WHAT IS ASKED: In the material below, find all lines with the string "Membrane" and copy them.

───

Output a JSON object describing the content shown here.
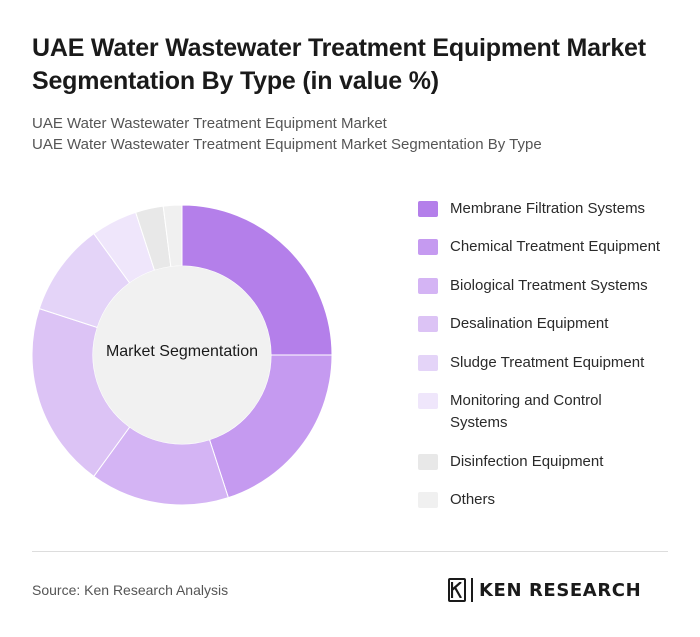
{
  "title": "UAE Water Wastewater Treatment Equipment Market Segmentation By Type (in value %)",
  "subtitle_lines": [
    "UAE Water Wastewater Treatment Equipment Market",
    "UAE Water Wastewater Treatment Equipment Market Segmentation By Type"
  ],
  "chart_data": {
    "type": "pie",
    "donut": true,
    "center_label": "Market Segmentation",
    "categories": [
      "Membrane Filtration Systems",
      "Chemical Treatment Equipment",
      "Biological Treatment Systems",
      "Desalination Equipment",
      "Sludge Treatment Equipment",
      "Monitoring and Control Systems",
      "Disinfection Equipment",
      "Others"
    ],
    "values": [
      25,
      20,
      15,
      20,
      10,
      5,
      3,
      2
    ],
    "colors": [
      "#b47fea",
      "#c59af0",
      "#d4b4f4",
      "#dcc3f5",
      "#e4d4f8",
      "#efe6fb",
      "#e8e8e8",
      "#f0f0f0"
    ],
    "legend_position": "right"
  },
  "legend_lines": [
    [
      "Membrane Filtration Systems"
    ],
    [
      "Chemical Treatment Equipment"
    ],
    [
      "Biological Treatment Systems"
    ],
    [
      "Desalination Equipment"
    ],
    [
      "Sludge Treatment Equipment"
    ],
    [
      "Monitoring and Control",
      "Systems"
    ],
    [
      "Disinfection Equipment"
    ],
    [
      "Others"
    ]
  ],
  "source": "Source: Ken Research Analysis",
  "logo_text": "KEN RESEARCH",
  "logo_icon": "ken-research-k-icon"
}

───

EXPECTED OUTPUT:
      "Membrane Filtration Systems",
      "Membrane Filtration Systems"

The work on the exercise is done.